▼▼▼
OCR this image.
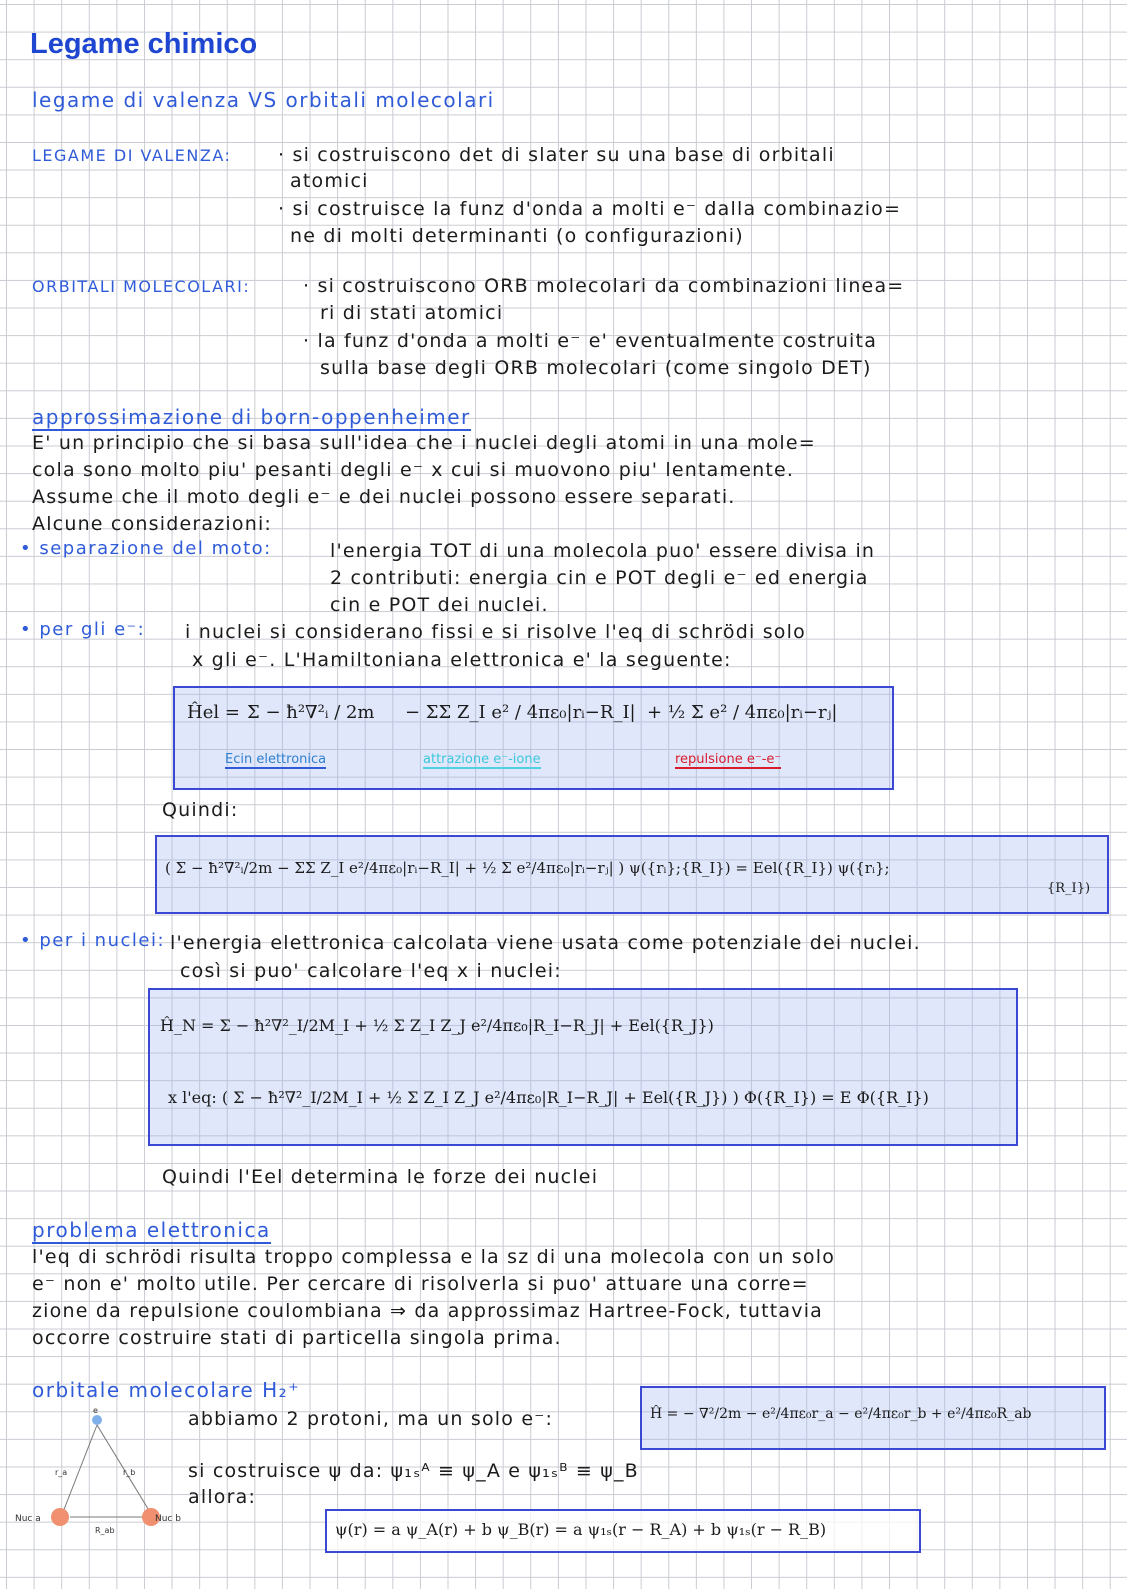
Legame chimico
legame di valenza VS orbitali molecolari
LEGAME DI VALENZA: · si costruiscono det di slater su una base di orbitali
atomici
· si costruisce la funz d'onda a molti e⁻ dalla combinazio=
ne di molti determinanti (o configurazioni)
ORBITALI MOLECOLARI:	· si costruiscono ORB molecolari da combinazioni linea=
ri di stati atomici
· la funz d'onda a molti e⁻ e' eventualmente costruita
sulla base degli ORB molecolari (come singolo DET)
approssimazione di born-oppenheimer
E' un principio che si basa sull'idea che i nuclei degli atomi in una mole=
cola sono molto piu' pesanti degli e⁻ x cui si muovono piu' lentamente.
Assume che il moto degli e⁻ e dei nuclei possono essere separati.
Alcune considerazioni:
• separazione del moto:	l'energia TOT di una molecola puo' essere divisa in
2 contributi: energia cin e POT degli e⁻ ed energia
cin e POT dei nuclei.
• per gli e⁻: i nuclei si considerano fissi e si risolve l'eq di schrödi solo
x gli e⁻. L'Hamiltoniana elettronica e' la seguente:
Ĥel = Σ − ħ²∇²ᵢ / 2m − ΣΣ Z_I e² / 4πε₀|rᵢ−R_I| + ½ Σ e² / 4πε₀|rᵢ−rⱼ|
Ecin elettronica	attrazione e⁻-ione	repulsione e⁻-e⁻
Quindi:
( Σ − ħ²∇²ᵢ/2m − ΣΣ Z_I e²/4πε₀|rᵢ−R_I| + ½ Σ e²/4πε₀|rᵢ−rⱼ| ) ψ({rᵢ};{R_I}) = Eel({R_I}) ψ({rᵢ};
{R_I})
• per i nuclei: l'energia elettronica calcolata viene usata come potenziale dei nuclei.
così si puo' calcolare l'eq x i nuclei:
Ĥ_N = Σ − ħ²∇²_I/2M_I + ½ Σ Z_I Z_J e²/4πε₀|R_I−R_J| + Eel({R_J})
x l'eq: ( Σ − ħ²∇²_I/2M_I + ½ Σ Z_I Z_J e²/4πε₀|R_I−R_J| + Eel({R_J}) ) Φ({R_I}) = E Φ({R_I})
Quindi l'Eel determina le forze dei nuclei
problema elettronica
l'eq di schrödi risulta troppo complessa e la sz di una molecola con un solo
e⁻ non e' molto utile. Per cercare di risolverla si puo' attuare una corre=
zione da repulsione coulombiana ⇒ da approssimaz Hartree-Fock, tuttavia
occorre costruire stati di particella singola prima.
orbitale molecolare H₂⁺
abbiamo 2 protoni, ma un solo e⁻:
si costruisce ψ da: ψ₁ₛᴬ ≡ ψ_A e ψ₁ₛᴮ ≡ ψ_B
allora:
Ĥ = − ∇²/2m − e²/4πε₀r_a − e²/4πε₀r_b + e²/4πε₀R_ab
ψ(r) = a ψ_A(r) + b ψ_B(r) = a ψ₁ₛ(r − R_A) + b ψ₁ₛ(r − R_B)
e
r_a	r_b
Nuc a	Nuc b
R_ab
▲▲▲
Copy out every line from the data above that has "costruisce" in it.

· si costruisce la funz d'onda a molti e⁻ dalla combinazio=
si costruisce ψ da: ψ₁ₛᴬ ≡ ψ_A e ψ₁ₛᴮ ≡ ψ_B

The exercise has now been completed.